**WHAT YOU SHOULD DO**
Write the material out again in full, word for word. Do not include the pictures.

Saved entries

---------------

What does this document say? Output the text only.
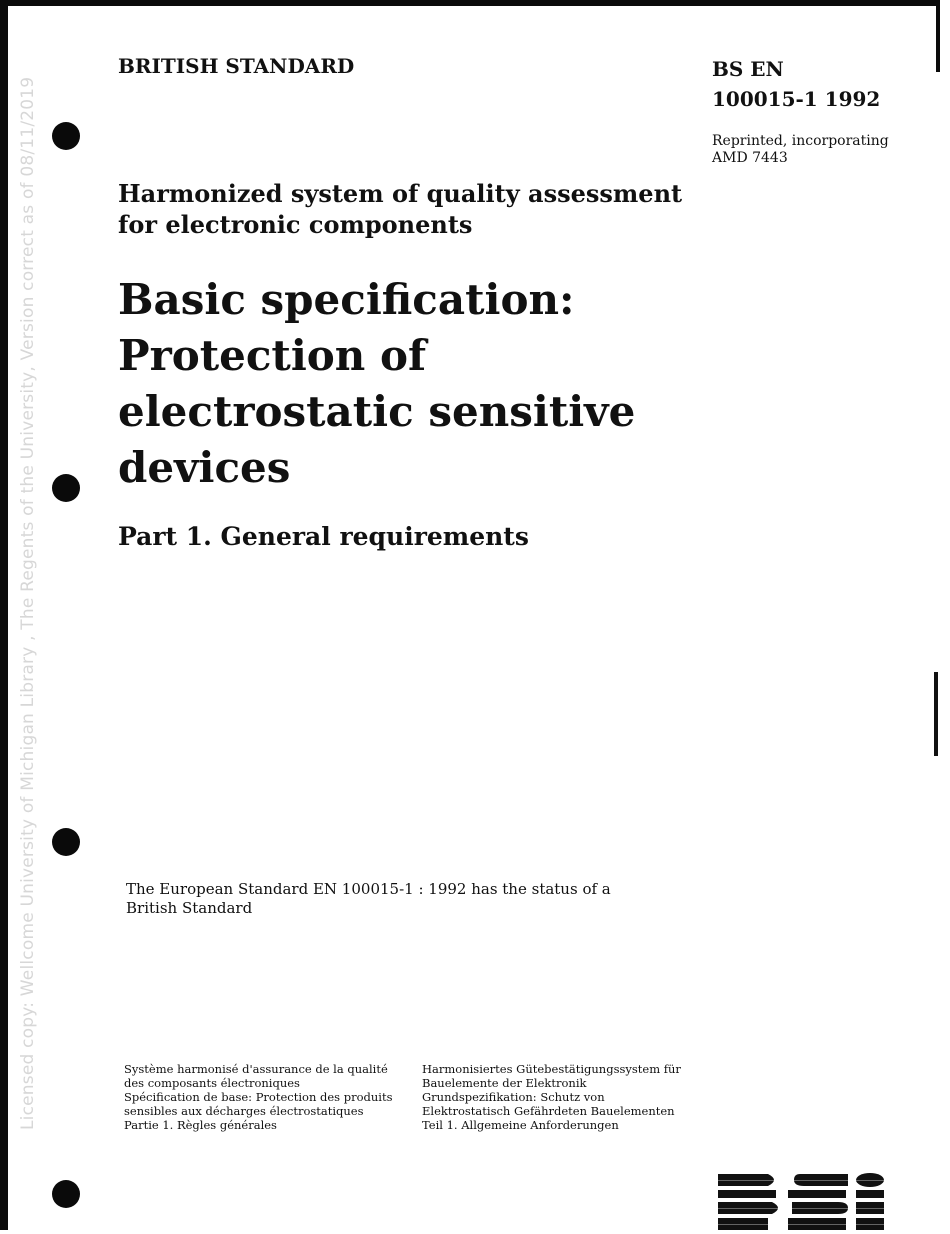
Licensed copy: Wellcome University of Michigan Library , The Regents of the University, Version correct as of 08/11/2019
BRITISH STANDARD	BS EN
100015-1 1992
Reprinted, incorporating
AMD 7443
Harmonized system of quality assessment
for electronic components
Basic specification:
Protection of
electrostatic sensitive
devices
Part 1. General requirements
The European Standard EN 100015-1 : 1992 has the status of a
British Standard
Système harmonisé d'assurance de la qualité
des composants électroniques
Spécification de base: Protection des produits
sensibles aux décharges électrostatiques
Partie 1. Règles générales
Harmonisiertes Gütebestätigungssystem für
Bauelemente der Elektronik
Grundspezifikation: Schutz von
Elektrostatisch Gefährdeten Bauelementen
Teil 1. Allgemeine Anforderungen
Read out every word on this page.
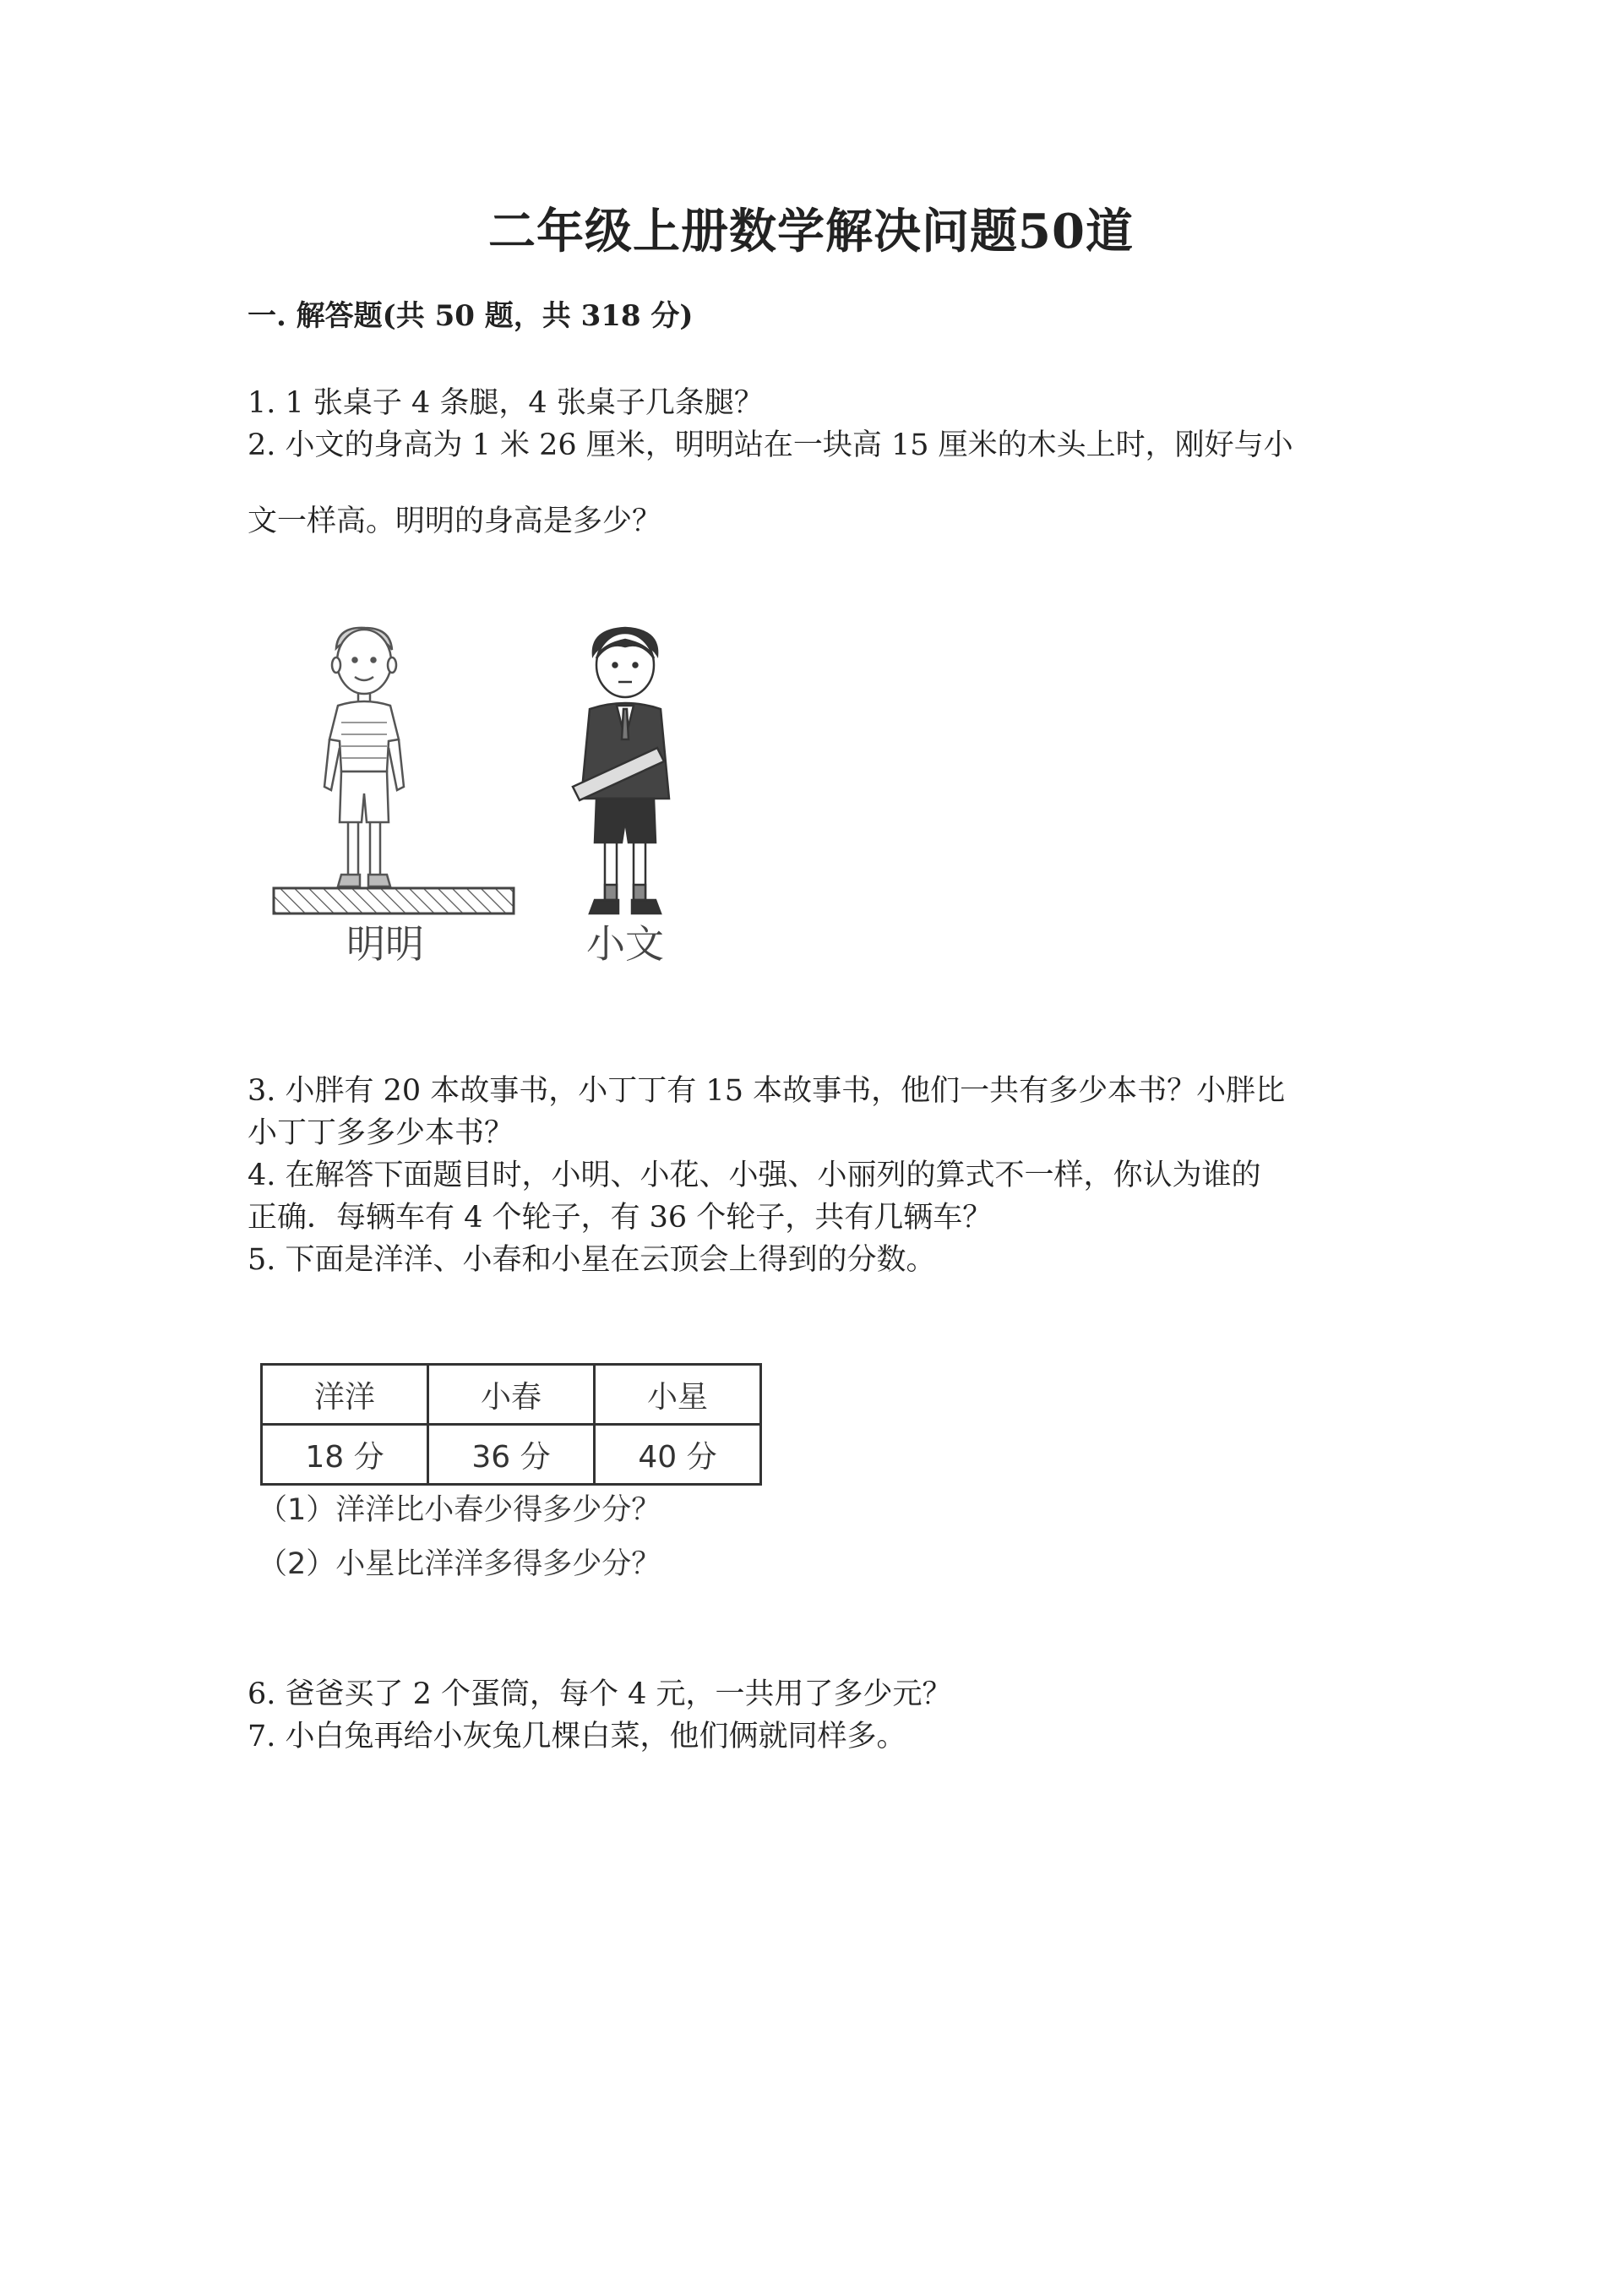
二年级上册数学解决问题50道
一. 解答题(共 50 题，共 318 分)
1. 1 张桌子 4 条腿，4 张桌子几条腿？
2. 小文的身高为 1 米 26 厘米，明明站在一块高 15 厘米的木头上时，刚好与小
文一样高。明明的身高是多少？
明明	小文
3. 小胖有 20 本故事书，小丁丁有 15 本故事书，他们一共有多少本书？小胖比
小丁丁多多少本书？
4. 在解答下面题目时，小明、小花、小强、小丽列的算式不一样，你认为谁的
正确．每辆车有 4 个轮子，有 36 个轮子，共有几辆车？
5. 下面是洋洋、小春和小星在云顶会上得到的分数。
洋洋	小春	小星
18 分	36 分	40 分
（1）洋洋比小春少得多少分？
（2）小星比洋洋多得多少分？
6. 爸爸买了 2 个蛋筒，每个 4 元，一共用了多少元？
7. 小白兔再给小灰兔几棵白菜，他们俩就同样多。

---------------

**FINAL ANSWER**
What does this document say? Output the text only.
Licensed copy: Wellcome University of Michigan Library , The Regents of the University, Version correct as of 08/11/2019
BRITISH STANDARD	BS EN
100015-1 1992
Reprinted, incorporating
AMD 7443
Harmonized system of quality assessment
for electronic components
Basic specification:
Protection of
electrostatic sensitive
devices
Part 1. General requirements
The European Standard EN 100015-1 : 1992 has the status of a
British Standard
Système harmonisé d'assurance de la qualité
des composants électroniques
Spécification de base: Protection des produits
sensibles aux décharges électrostatiques
Partie 1. Règles générales
Harmonisiertes Gütebestätigungssystem für
Bauelemente der Elektronik
Grundspezifikation: Schutz von
Elektrostatisch Gefährdeten Bauelementen
Teil 1. Allgemeine Anforderungen
Read out every word on this page.
二年级上册数学解决问题50道
一. 解答题(共 50 题，共 318 分)
1. 1 张桌子 4 条腿，4 张桌子几条腿？
2. 小文的身高为 1 米 26 厘米，明明站在一块高 15 厘米的木头上时，刚好与小
文一样高。明明的身高是多少？
明明	小文
3. 小胖有 20 本故事书，小丁丁有 15 本故事书，他们一共有多少本书？小胖比
小丁丁多多少本书？
4. 在解答下面题目时，小明、小花、小强、小丽列的算式不一样，你认为谁的
正确．每辆车有 4 个轮子，有 36 个轮子，共有几辆车？
5. 下面是洋洋、小春和小星在云顶会上得到的分数。
洋洋	小春	小星
18 分	36 分	40 分
（1）洋洋比小春少得多少分？
（2）小星比洋洋多得多少分？
6. 爸爸买了 2 个蛋筒，每个 4 元，一共用了多少元？
7. 小白兔再给小灰兔几棵白菜，他们俩就同样多。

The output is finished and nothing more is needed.